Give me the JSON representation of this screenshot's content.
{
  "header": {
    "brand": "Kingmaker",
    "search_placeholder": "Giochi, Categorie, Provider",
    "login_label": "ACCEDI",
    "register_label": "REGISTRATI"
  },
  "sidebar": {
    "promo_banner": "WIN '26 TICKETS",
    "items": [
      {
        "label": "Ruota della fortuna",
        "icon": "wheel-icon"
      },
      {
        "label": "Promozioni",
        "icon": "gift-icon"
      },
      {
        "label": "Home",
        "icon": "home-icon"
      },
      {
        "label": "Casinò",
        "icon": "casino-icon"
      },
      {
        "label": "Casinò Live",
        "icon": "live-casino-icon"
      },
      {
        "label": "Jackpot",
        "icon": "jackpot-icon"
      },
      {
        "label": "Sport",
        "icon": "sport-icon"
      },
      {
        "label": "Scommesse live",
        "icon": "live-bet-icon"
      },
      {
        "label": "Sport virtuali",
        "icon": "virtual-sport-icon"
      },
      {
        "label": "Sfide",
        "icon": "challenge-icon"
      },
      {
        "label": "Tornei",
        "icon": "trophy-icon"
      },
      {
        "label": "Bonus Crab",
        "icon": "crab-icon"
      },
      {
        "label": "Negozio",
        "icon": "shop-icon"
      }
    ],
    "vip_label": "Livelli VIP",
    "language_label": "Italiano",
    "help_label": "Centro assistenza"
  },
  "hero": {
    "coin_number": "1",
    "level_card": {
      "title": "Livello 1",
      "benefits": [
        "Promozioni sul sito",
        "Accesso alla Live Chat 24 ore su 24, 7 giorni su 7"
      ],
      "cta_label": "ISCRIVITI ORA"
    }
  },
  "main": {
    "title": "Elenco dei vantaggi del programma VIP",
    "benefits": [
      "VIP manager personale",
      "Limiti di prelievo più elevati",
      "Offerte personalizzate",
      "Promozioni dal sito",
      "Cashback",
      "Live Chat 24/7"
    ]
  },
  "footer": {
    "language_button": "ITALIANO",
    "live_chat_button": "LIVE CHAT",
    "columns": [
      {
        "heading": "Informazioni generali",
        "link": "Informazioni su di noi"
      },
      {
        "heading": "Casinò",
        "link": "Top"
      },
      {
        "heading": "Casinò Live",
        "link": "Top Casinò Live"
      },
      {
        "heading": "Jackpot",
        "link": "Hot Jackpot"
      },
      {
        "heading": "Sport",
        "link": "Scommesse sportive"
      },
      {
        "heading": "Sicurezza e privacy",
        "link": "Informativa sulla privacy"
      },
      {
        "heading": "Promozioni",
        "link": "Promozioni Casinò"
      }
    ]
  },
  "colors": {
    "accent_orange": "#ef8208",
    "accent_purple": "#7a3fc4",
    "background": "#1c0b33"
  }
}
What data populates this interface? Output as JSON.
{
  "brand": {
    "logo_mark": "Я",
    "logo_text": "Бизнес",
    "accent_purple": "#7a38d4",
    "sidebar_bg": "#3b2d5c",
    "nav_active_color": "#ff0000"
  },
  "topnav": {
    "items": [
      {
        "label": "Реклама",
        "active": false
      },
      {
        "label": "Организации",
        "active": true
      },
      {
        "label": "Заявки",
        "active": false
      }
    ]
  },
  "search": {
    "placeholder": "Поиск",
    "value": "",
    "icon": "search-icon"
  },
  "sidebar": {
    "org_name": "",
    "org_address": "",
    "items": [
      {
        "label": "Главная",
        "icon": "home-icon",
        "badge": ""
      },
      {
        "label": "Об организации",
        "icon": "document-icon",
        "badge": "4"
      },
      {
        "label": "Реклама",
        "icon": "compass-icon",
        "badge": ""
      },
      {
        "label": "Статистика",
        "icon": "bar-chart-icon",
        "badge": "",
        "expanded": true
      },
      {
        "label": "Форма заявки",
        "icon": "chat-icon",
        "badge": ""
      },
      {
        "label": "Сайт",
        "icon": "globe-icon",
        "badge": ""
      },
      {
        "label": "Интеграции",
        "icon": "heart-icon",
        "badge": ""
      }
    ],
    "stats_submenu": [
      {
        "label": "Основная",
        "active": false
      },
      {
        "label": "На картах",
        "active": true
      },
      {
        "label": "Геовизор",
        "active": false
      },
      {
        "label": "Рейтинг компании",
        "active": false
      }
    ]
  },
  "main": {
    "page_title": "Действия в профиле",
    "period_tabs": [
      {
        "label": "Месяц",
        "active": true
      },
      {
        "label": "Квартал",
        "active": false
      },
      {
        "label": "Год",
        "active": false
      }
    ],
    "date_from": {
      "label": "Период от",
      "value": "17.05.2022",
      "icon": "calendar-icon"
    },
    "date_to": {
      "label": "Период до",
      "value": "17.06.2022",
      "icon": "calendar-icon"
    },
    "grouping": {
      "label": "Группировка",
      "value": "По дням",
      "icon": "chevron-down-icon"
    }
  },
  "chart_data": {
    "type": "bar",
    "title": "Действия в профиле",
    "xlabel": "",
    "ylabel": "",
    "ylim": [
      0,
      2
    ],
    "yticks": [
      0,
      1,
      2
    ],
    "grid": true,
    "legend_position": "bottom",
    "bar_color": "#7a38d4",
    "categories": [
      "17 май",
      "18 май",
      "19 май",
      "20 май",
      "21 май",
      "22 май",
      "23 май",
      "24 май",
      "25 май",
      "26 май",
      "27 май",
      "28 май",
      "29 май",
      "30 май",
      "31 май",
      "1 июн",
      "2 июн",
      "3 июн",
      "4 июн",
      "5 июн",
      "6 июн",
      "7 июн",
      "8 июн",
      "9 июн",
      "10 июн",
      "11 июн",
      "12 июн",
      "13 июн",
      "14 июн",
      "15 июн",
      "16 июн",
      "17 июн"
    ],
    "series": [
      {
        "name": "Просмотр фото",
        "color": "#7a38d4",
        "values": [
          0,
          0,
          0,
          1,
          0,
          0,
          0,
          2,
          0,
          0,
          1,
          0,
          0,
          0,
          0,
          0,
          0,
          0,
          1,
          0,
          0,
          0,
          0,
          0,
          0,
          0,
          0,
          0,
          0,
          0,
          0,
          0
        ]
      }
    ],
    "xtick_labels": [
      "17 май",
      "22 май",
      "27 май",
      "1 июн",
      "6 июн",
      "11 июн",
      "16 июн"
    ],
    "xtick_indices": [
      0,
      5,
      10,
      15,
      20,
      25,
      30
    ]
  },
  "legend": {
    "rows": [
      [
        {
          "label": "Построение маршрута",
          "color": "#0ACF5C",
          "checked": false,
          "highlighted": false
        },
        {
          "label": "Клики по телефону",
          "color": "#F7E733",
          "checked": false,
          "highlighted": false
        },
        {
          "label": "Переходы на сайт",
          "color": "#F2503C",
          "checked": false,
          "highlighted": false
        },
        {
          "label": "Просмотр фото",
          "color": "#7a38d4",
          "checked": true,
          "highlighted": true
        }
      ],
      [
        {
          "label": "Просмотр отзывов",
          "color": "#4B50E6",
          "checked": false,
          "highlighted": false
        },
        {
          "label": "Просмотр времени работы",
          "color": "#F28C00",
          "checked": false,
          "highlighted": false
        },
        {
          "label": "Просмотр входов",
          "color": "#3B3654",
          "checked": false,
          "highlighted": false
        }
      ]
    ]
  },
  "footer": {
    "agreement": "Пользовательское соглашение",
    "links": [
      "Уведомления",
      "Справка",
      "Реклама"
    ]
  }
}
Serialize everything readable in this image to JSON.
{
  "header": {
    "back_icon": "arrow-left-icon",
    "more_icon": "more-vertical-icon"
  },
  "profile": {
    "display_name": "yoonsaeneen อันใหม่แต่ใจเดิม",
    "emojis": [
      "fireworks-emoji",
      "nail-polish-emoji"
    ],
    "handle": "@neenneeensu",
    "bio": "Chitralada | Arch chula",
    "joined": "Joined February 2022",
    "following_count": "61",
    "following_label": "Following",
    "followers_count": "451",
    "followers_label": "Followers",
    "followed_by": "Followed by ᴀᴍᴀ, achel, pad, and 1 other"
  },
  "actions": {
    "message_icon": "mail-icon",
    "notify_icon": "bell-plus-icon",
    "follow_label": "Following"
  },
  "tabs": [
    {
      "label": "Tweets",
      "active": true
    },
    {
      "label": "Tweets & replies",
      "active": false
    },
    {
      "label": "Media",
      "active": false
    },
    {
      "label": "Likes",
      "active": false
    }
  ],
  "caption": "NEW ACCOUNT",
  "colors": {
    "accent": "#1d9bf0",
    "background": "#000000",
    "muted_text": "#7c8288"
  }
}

▬▬▬▬▬▬

▸ Stated task: Find the line containing "Serialize everything readable" in the material above. Print it and every line after it through the end, exactly and only those.

▸ Task output:
Serialize everything readable in this image to JSON.
{
  "header": {
    "back_icon": "arrow-left-icon",
    "more_icon": "more-vertical-icon"
  },
  "profile": {
    "display_name": "yoonsaeneen อันใหม่แต่ใจเดิม",
    "emojis": [
      "fireworks-emoji",
      "nail-polish-emoji"
    ],
    "handle": "@neenneeensu",
    "bio": "Chitralada | Arch chula",
    "joined": "Joined February 2022",
    "following_count": "61",
    "following_label": "Following",
    "followers_count": "451",
    "followers_label": "Followers",
    "followed_by": "Followed by ᴀᴍᴀ, achel, pad, and 1 other"
  },
  "actions": {
    "message_icon": "mail-icon",
    "notify_icon": "bell-plus-icon",
    "follow_label": "Following"
  },
  "tabs": [
    {
      "label": "Tweets",
      "active": true
    },
    {
      "label": "Tweets & replies",
      "active": false
    },
    {
      "label": "Media",
      "active": false
    },
    {
      "label": "Likes",
      "active": false
    }
  ],
  "caption": "NEW ACCOUNT",
  "colors": {
    "accent": "#1d9bf0",
    "background": "#000000",
    "muted_text": "#7c8288"
  }
}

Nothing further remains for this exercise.